= DATASET RECORDS =
┏━━

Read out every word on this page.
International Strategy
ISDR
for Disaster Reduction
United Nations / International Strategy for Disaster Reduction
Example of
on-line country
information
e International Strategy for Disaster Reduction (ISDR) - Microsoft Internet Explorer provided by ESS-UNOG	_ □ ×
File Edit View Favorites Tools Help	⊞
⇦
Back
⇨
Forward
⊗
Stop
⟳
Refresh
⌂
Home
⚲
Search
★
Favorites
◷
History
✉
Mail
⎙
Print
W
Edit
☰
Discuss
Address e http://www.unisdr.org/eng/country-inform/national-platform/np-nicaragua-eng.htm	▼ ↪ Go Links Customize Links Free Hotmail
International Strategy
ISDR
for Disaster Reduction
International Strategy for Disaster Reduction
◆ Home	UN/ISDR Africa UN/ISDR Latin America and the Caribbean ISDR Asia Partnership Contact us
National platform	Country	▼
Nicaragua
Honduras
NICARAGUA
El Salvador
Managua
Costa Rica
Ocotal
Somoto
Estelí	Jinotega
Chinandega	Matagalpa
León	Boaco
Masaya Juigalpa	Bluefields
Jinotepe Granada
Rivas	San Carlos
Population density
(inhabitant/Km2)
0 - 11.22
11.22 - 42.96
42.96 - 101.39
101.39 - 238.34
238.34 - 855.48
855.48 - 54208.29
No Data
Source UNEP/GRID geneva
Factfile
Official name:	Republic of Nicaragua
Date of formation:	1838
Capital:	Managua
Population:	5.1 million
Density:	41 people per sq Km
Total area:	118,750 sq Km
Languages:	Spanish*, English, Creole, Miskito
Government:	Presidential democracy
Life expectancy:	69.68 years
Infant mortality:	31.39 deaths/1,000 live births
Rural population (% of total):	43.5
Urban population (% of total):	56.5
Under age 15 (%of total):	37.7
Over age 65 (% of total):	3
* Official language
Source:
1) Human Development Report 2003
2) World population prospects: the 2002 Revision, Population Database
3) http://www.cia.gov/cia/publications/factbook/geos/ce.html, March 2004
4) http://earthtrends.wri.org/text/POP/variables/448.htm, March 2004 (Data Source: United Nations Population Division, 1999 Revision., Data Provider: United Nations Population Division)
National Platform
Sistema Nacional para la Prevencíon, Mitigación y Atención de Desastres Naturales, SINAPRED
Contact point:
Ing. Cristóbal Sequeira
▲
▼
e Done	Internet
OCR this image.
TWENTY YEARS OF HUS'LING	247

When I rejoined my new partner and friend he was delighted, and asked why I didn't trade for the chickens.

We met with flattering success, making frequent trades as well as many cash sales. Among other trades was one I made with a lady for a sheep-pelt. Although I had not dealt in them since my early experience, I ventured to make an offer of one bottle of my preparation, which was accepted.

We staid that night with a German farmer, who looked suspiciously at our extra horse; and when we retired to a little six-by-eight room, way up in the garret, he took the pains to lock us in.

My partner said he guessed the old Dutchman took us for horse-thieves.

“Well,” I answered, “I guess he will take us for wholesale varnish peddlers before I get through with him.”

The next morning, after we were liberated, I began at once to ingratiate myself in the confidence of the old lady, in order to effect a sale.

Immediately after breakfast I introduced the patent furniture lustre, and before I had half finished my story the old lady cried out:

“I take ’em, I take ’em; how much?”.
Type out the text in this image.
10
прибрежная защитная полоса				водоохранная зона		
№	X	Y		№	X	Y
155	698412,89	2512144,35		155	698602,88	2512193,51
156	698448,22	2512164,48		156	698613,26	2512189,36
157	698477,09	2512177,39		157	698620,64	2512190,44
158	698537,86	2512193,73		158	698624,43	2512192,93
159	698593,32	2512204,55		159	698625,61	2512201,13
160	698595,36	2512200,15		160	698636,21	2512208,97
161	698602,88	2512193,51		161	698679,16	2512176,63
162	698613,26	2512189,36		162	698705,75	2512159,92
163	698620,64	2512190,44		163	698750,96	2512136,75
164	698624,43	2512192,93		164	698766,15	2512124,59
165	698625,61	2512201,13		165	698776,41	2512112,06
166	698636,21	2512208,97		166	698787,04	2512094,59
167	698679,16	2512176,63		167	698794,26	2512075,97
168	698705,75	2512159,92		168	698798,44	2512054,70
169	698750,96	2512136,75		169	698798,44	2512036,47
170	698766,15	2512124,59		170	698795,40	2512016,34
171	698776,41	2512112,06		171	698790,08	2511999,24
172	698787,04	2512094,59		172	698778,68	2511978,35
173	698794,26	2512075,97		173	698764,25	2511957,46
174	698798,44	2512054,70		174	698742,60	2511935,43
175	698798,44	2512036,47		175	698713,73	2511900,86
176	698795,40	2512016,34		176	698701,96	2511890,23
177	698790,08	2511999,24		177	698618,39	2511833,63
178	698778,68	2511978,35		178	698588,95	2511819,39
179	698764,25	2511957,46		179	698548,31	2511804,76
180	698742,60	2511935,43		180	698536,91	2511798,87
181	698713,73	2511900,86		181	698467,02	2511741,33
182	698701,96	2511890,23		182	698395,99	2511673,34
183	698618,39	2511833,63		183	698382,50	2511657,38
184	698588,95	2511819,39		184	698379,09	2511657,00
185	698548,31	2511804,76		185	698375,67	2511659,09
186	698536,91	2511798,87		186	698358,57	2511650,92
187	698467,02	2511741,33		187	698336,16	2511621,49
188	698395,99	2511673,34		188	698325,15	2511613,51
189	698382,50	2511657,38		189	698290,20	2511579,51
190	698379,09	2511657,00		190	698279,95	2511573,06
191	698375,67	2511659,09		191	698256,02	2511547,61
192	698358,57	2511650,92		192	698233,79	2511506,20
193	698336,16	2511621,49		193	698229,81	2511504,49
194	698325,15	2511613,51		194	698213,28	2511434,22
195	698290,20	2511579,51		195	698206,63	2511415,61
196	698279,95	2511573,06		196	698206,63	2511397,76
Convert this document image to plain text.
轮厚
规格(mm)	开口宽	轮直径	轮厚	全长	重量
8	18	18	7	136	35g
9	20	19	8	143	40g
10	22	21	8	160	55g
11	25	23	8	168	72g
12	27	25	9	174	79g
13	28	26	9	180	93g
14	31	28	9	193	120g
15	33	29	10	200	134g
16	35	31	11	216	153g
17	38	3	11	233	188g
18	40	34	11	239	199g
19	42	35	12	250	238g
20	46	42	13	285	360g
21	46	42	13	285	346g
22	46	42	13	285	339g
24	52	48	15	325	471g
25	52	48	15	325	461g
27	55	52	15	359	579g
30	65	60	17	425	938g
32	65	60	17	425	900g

┗━━

Copy out all of the lines above exactly.

Read out every word on this page.
International Strategy
ISDR
for Disaster Reduction
United Nations / International Strategy for Disaster Reduction
Example of
on-line country
information
e International Strategy for Disaster Reduction (ISDR) - Microsoft Internet Explorer provided by ESS-UNOG	_ □ ×
File Edit View Favorites Tools Help	⊞
⇦
Back
⇨
Forward
⊗
Stop
⟳
Refresh
⌂
Home
⚲
Search
★
Favorites
◷
History
✉
Mail
⎙
Print
W
Edit
☰
Discuss
Address e http://www.unisdr.org/eng/country-inform/national-platform/np-nicaragua-eng.htm	▼ ↪ Go Links Customize Links Free Hotmail
International Strategy
ISDR
for Disaster Reduction
International Strategy for Disaster Reduction
◆ Home	UN/ISDR Africa UN/ISDR Latin America and the Caribbean ISDR Asia Partnership Contact us
National platform	Country	▼
Nicaragua
Honduras
NICARAGUA
El Salvador
Managua
Costa Rica
Ocotal
Somoto
Estelí	Jinotega
Chinandega	Matagalpa
León	Boaco
Masaya Juigalpa	Bluefields
Jinotepe Granada
Rivas	San Carlos
Population density
(inhabitant/Km2)
0 - 11.22
11.22 - 42.96
42.96 - 101.39
101.39 - 238.34
238.34 - 855.48
855.48 - 54208.29
No Data
Source UNEP/GRID geneva
Factfile
Official name:	Republic of Nicaragua
Date of formation:	1838
Capital:	Managua
Population:	5.1 million
Density:	41 people per sq Km
Total area:	118,750 sq Km
Languages:	Spanish*, English, Creole, Miskito
Government:	Presidential democracy
Life expectancy:	69.68 years
Infant mortality:	31.39 deaths/1,000 live births
Rural population (% of total):	43.5
Urban population (% of total):	56.5
Under age 15 (%of total):	37.7
Over age 65 (% of total):	3
* Official language
Source:
1) Human Development Report 2003
2) World population prospects: the 2002 Revision, Population Database
3) http://www.cia.gov/cia/publications/factbook/geos/ce.html, March 2004
4) http://earthtrends.wri.org/text/POP/variables/448.htm, March 2004 (Data Source: United Nations Population Division, 1999 Revision., Data Provider: United Nations Population Division)
National Platform
Sistema Nacional para la Prevencíon, Mitigación y Atención de Desastres Naturales, SINAPRED
Contact point:
Ing. Cristóbal Sequeira
▲
▼
e Done	Internet
OCR this image.
TWENTY YEARS OF HUS'LING	247

When I rejoined my new partner and friend he was delighted, and asked why I didn't trade for the chickens.

We met with flattering success, making frequent trades as well as many cash sales. Among other trades was one I made with a lady for a sheep-pelt. Although I had not dealt in them since my early experience, I ventured to make an offer of one bottle of my preparation, which was accepted.

We staid that night with a German farmer, who looked suspiciously at our extra horse; and when we retired to a little six-by-eight room, way up in the garret, he took the pains to lock us in.

My partner said he guessed the old Dutchman took us for horse-thieves.

“Well,” I answered, “I guess he will take us for wholesale varnish peddlers before I get through with him.”

The next morning, after we were liberated, I began at once to ingratiate myself in the confidence of the old lady, in order to effect a sale.

Immediately after breakfast I introduced the patent furniture lustre, and before I had half finished my story the old lady cried out:

“I take ’em, I take ’em; how much?”.
Type out the text in this image.
10
прибрежная защитная полоса				водоохранная зона		
№	X	Y		№	X	Y
155	698412,89	2512144,35		155	698602,88	2512193,51
156	698448,22	2512164,48		156	698613,26	2512189,36
157	698477,09	2512177,39		157	698620,64	2512190,44
158	698537,86	2512193,73		158	698624,43	2512192,93
159	698593,32	2512204,55		159	698625,61	2512201,13
160	698595,36	2512200,15		160	698636,21	2512208,97
161	698602,88	2512193,51		161	698679,16	2512176,63
162	698613,26	2512189,36		162	698705,75	2512159,92
163	698620,64	2512190,44		163	698750,96	2512136,75
164	698624,43	2512192,93		164	698766,15	2512124,59
165	698625,61	2512201,13		165	698776,41	2512112,06
166	698636,21	2512208,97		166	698787,04	2512094,59
167	698679,16	2512176,63		167	698794,26	2512075,97
168	698705,75	2512159,92		168	698798,44	2512054,70
169	698750,96	2512136,75		169	698798,44	2512036,47
170	698766,15	2512124,59		170	698795,40	2512016,34
171	698776,41	2512112,06		171	698790,08	2511999,24
172	698787,04	2512094,59		172	698778,68	2511978,35
173	698794,26	2512075,97		173	698764,25	2511957,46
174	698798,44	2512054,70		174	698742,60	2511935,43
175	698798,44	2512036,47		175	698713,73	2511900,86
176	698795,40	2512016,34		176	698701,96	2511890,23
177	698790,08	2511999,24		177	698618,39	2511833,63
178	698778,68	2511978,35		178	698588,95	2511819,39
179	698764,25	2511957,46		179	698548,31	2511804,76
180	698742,60	2511935,43		180	698536,91	2511798,87
181	698713,73	2511900,86		181	698467,02	2511741,33
182	698701,96	2511890,23		182	698395,99	2511673,34
183	698618,39	2511833,63		183	698382,50	2511657,38
184	698588,95	2511819,39		184	698379,09	2511657,00
185	698548,31	2511804,76		185	698375,67	2511659,09
186	698536,91	2511798,87		186	698358,57	2511650,92
187	698467,02	2511741,33		187	698336,16	2511621,49
188	698395,99	2511673,34		188	698325,15	2511613,51
189	698382,50	2511657,38		189	698290,20	2511579,51
190	698379,09	2511657,00		190	698279,95	2511573,06
191	698375,67	2511659,09		191	698256,02	2511547,61
192	698358,57	2511650,92		192	698233,79	2511506,20
193	698336,16	2511621,49		193	698229,81	2511504,49
194	698325,15	2511613,51		194	698213,28	2511434,22
195	698290,20	2511579,51		195	698206,63	2511415,61
196	698279,95	2511573,06		196	698206,63	2511397,76
Convert this document image to plain text.
轮厚
规格(mm)	开口宽	轮直径	轮厚	全长	重量
8	18	18	7	136	35g
9	20	19	8	143	40g
10	22	21	8	160	55g
11	25	23	8	168	72g
12	27	25	9	174	79g
13	28	26	9	180	93g
14	31	28	9	193	120g
15	33	29	10	200	134g
16	35	31	11	216	153g
17	38	3	11	233	188g
18	40	34	11	239	199g
19	42	35	12	250	238g
20	46	42	13	285	360g
21	46	42	13	285	346g
22	46	42	13	285	339g
24	52	48	15	325	471g
25	52	48	15	325	461g
27	55	52	15	359	579g
30	65	60	17	425	938g
32	65	60	17	425	900g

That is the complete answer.